— PAGE EXTRACT —
▼▼▼

The short answer
Two-factor authentication is one of the most effective things you can do to protect an account, and any second factor beats a password alone. But not all second factors are equal. A code texted to your phone is the weakest of the common options — worth keeping if it is all an account offers, worth upgrading the moment something stronger is available.
Why a text-message code is the weak link
An SMS code is tied to your phone number, not your phone. And a phone number can be moved away from you: an attacker who convinces (or bribes) a carrier to port your number, or to move it onto a new SIM, starts receiving your codes without ever holding your device. That is the SIM-swap attack, and it is the reason a determined attacker treats SMS as a speed bump rather than a wall.
The mechanics of a SIM swap — how the port happens and what to do if your number is hijacked — are their own subject. If your codes suddenly stopped arriving or your phone lost service unexpectedly, read SIM-swap attack recovery. This guide answers the broader question: which second factor to choose in the first place.
What NIST actually says
The federal standard worth knowing is NIST's SP 800-63B. It classifies SMS and voice one-time codes as a “RESTRICTED” authenticator: still permitted, but carrying risk a provider has to weigh and disclose. Note the exact word — restricted, not banned.You will sometimes read “NIST banned SMS 2FA”; that is not what the guidelines say. The honest reading is that SMS is acceptable when nothing better exists, and you should prefer a stronger factor when you can.
The ladder: move up when you can
- SMS or voice code — better than a password alone. Keep it as a fallback.
- Authenticator app — time-based codes generated on your device, with nothing sent over the phone network to intercept. A large step up from SMS.

▲▲▲

— RECORDED DATA —

▼▼▼

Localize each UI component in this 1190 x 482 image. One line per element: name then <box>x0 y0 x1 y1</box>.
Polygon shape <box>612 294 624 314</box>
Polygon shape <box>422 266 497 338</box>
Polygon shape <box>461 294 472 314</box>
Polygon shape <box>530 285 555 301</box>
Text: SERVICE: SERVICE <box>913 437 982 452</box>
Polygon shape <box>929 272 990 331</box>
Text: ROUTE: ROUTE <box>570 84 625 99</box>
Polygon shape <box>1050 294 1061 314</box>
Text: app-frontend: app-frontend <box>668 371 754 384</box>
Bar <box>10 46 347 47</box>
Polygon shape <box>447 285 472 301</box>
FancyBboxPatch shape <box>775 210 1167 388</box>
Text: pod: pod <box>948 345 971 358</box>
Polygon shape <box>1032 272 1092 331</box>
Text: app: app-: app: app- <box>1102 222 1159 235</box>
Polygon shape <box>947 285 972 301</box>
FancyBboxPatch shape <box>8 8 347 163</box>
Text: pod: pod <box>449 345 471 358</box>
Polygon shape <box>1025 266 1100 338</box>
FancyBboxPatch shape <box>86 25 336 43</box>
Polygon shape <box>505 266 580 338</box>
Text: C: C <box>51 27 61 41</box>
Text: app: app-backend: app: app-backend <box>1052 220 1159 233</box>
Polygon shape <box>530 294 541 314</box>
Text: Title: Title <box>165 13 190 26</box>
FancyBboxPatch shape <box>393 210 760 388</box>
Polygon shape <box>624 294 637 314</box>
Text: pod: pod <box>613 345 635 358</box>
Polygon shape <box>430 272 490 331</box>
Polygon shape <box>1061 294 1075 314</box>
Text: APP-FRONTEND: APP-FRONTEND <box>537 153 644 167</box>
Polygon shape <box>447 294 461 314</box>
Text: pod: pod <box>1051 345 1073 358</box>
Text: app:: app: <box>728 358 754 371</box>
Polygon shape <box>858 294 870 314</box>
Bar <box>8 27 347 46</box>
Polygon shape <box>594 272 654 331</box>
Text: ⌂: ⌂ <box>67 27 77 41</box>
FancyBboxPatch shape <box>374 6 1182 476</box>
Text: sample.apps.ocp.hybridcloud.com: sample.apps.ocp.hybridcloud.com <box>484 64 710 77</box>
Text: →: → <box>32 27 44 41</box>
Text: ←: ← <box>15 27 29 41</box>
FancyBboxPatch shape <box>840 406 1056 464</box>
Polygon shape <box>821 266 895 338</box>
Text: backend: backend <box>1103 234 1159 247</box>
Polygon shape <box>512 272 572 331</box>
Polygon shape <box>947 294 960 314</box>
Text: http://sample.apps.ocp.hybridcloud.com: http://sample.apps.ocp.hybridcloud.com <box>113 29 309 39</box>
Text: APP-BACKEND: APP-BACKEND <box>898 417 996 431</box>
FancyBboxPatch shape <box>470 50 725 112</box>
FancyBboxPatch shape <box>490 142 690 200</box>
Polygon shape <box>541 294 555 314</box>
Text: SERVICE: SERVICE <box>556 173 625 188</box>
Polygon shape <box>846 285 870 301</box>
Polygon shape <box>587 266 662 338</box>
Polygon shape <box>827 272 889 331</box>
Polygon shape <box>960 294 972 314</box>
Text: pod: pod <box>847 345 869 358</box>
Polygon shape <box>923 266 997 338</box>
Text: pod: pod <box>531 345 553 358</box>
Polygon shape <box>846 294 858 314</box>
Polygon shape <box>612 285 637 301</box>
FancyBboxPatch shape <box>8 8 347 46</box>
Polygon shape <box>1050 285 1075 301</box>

▲▲▲

— WRITTEN TASK 1 —
From the two-factor authentication guide above, set down the passage that begins at the words "What NIST actually" and stops after the words "when you can.".
— WRITTEN TASK 2 —
Resume the two-factor authentication guide above, picking up right after its last sentence.

— TASK RESPONSE 1 —
What NIST actually says
The federal standard worth knowing is NIST's SP 800-63B. It classifies SMS and voice one-time codes as a “RESTRICTED” authenticator: still permitted, but carrying risk a provider has to weigh and disclose. Note the exact word — restricted, not banned.You will sometimes read “NIST banned SMS 2FA”; that is not what the guidelines say. The honest reading is that SMS is acceptable when nothing better exists, and you should prefer a stronger factor when you can.

— TASK RESPONSE 2 —
- Passkey or hardware security key— bound to the real website, so it cannot be phished or replayed. CISA calls this class “phishing-resistant” MFA, and it is the strongest option for the accounts that matter most (email, bank, password manager).
Add the strongest factor each account supports — especially your email, since it is the reset key to everything else. If an account was already taken over, work the full lock-down in how to secure any account after it has been hacked, and if an attacker keeps getting back in, account compromise recovery can help.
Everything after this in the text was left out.